> Supplied data
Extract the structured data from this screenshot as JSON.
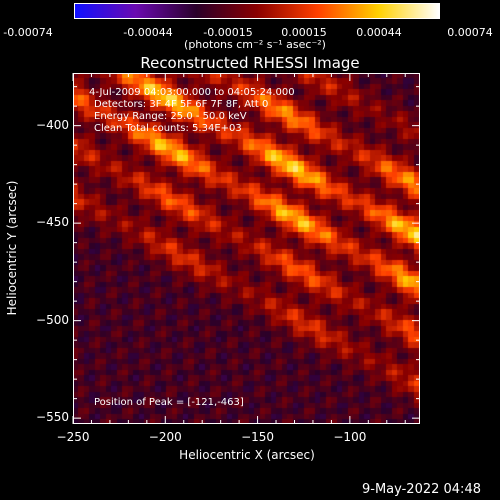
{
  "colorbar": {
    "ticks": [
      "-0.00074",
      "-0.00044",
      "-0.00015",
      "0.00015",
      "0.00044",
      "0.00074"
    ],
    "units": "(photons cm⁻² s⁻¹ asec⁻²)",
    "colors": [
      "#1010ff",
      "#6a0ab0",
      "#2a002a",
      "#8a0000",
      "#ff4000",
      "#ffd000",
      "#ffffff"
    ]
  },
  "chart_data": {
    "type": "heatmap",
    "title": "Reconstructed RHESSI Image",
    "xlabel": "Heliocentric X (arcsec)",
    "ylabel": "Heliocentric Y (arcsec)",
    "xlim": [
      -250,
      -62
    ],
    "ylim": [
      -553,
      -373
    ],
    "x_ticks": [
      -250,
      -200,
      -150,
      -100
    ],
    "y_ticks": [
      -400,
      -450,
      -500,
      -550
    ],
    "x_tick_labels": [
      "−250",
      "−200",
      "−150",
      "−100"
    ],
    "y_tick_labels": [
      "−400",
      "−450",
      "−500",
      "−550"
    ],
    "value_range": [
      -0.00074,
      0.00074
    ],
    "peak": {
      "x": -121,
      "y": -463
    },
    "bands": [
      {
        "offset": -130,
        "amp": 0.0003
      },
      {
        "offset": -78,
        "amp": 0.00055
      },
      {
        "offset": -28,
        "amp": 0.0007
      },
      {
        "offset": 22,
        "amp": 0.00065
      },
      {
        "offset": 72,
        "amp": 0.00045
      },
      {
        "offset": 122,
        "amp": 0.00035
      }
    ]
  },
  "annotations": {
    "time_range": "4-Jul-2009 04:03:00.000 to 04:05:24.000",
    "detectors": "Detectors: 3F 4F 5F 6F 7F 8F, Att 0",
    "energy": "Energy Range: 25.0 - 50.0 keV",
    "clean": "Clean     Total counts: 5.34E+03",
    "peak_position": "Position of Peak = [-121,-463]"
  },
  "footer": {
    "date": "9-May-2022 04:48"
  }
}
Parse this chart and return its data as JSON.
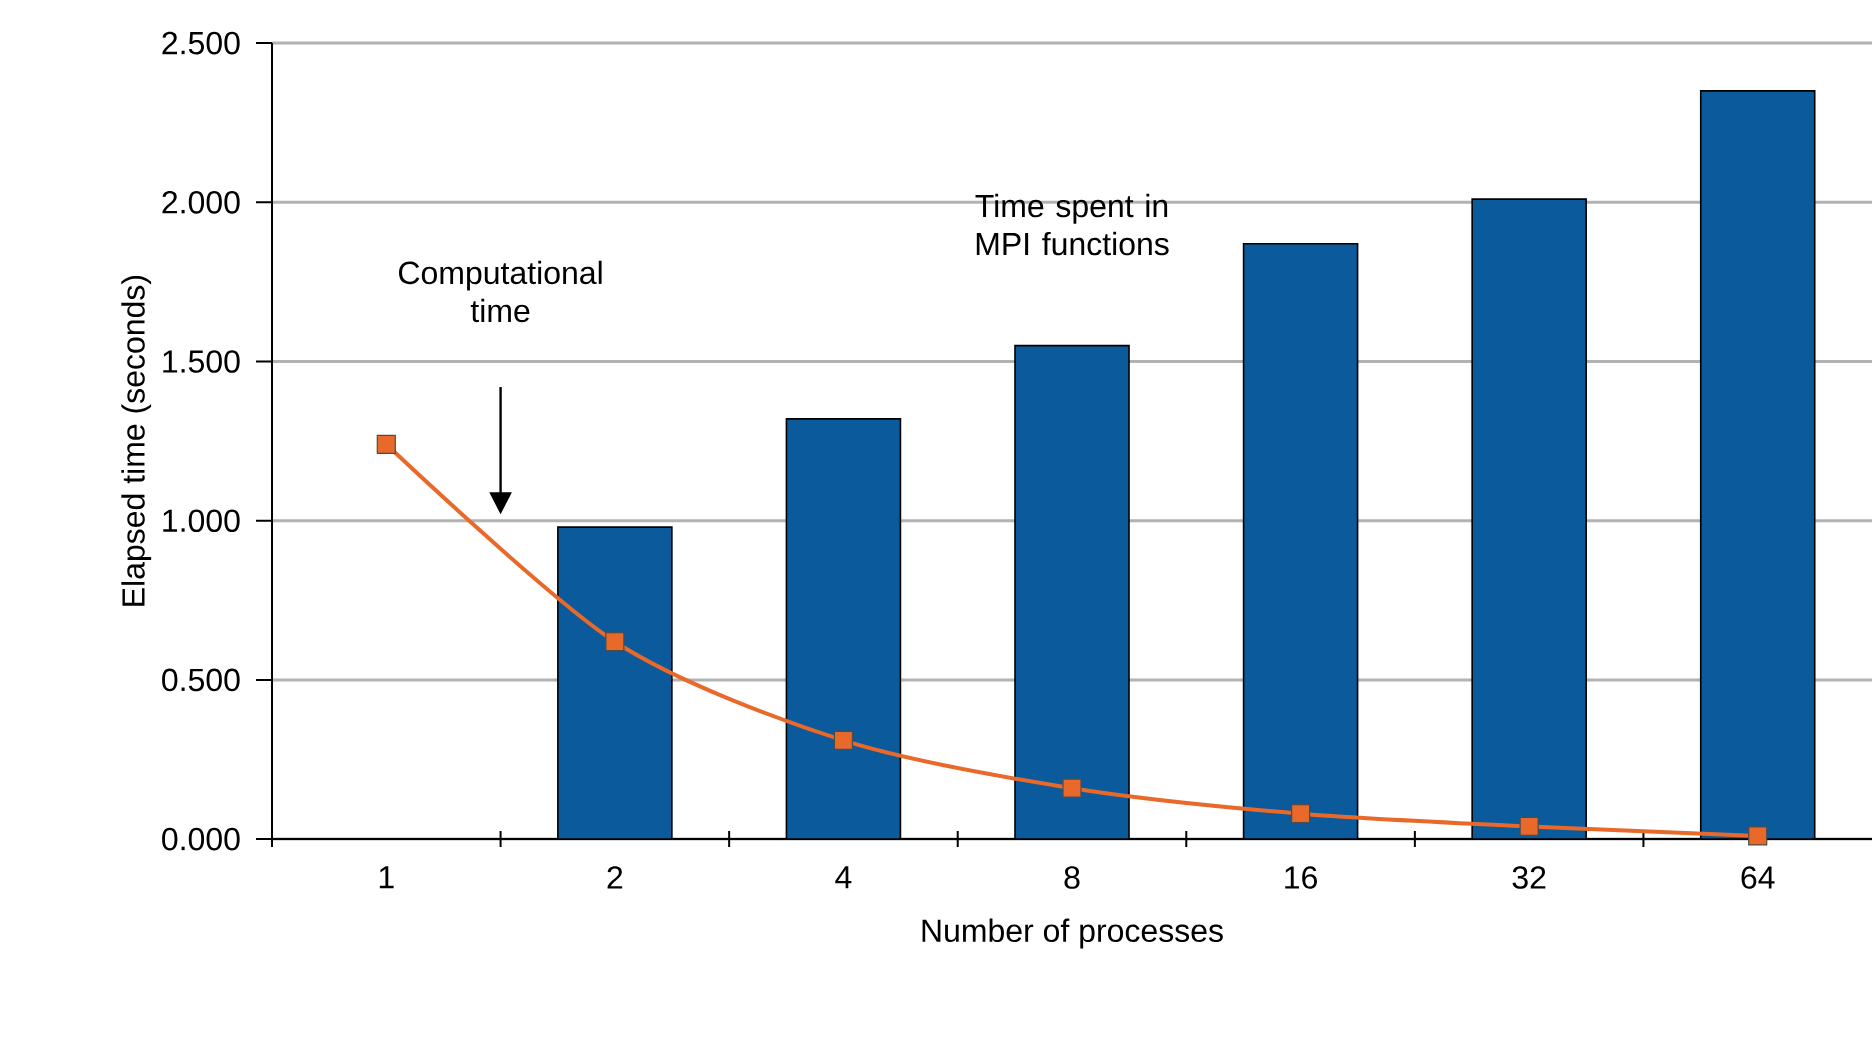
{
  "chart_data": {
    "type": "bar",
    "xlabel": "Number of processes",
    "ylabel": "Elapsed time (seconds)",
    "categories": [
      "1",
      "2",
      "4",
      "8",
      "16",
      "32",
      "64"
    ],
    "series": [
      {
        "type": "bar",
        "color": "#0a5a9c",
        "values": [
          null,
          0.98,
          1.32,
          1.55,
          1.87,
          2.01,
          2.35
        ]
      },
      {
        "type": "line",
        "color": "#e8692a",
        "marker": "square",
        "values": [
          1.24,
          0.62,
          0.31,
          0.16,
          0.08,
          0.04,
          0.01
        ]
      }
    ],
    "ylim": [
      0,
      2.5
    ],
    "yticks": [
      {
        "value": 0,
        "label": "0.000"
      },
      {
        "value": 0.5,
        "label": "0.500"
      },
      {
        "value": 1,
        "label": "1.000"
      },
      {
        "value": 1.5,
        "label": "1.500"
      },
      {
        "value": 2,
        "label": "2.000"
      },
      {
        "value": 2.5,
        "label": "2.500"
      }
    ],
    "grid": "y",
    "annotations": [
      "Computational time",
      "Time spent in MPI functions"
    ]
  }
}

--

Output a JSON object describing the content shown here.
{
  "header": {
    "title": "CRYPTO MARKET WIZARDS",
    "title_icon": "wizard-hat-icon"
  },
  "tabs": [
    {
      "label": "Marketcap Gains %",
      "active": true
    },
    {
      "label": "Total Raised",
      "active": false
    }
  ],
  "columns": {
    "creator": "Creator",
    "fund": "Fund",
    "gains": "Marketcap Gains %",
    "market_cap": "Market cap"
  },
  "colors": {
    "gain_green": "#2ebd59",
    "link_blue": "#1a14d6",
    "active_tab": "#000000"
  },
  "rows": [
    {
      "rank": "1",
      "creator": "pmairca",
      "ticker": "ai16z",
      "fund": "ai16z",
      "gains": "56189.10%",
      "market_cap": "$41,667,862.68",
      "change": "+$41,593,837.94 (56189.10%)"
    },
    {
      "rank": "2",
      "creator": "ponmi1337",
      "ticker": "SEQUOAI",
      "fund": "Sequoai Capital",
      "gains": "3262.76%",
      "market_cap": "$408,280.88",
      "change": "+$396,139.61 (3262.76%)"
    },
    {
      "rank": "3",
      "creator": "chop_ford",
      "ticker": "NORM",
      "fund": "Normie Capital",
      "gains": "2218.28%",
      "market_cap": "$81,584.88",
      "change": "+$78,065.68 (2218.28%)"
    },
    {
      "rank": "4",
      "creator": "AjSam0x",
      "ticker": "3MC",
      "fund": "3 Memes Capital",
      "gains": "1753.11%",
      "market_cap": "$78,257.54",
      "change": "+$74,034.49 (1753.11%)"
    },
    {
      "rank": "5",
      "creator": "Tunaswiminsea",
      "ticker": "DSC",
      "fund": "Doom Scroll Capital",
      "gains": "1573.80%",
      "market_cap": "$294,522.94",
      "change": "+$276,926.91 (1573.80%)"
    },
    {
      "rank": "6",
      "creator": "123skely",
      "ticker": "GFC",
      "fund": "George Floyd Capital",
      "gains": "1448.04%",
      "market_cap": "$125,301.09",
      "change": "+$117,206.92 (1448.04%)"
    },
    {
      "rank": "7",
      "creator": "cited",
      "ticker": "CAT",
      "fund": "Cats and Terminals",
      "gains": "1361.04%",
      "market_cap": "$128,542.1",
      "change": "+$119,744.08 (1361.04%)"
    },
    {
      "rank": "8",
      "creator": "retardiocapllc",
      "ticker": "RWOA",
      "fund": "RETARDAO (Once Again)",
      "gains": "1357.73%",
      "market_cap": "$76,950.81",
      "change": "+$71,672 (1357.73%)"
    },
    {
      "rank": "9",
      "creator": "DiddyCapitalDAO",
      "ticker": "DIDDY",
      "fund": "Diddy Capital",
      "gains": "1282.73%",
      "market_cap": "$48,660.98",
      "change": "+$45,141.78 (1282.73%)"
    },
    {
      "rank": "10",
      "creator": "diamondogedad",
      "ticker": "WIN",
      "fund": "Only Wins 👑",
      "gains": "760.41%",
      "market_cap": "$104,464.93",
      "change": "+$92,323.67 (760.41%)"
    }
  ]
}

> Aim of the task
Identify and extract each line of the listing that contains "offset".

> Solution to this task
        "offset": -130,
        "offset": -78,
        "offset": -28,
        "offset": 22,
        "offset": 72,
        "offset": 122,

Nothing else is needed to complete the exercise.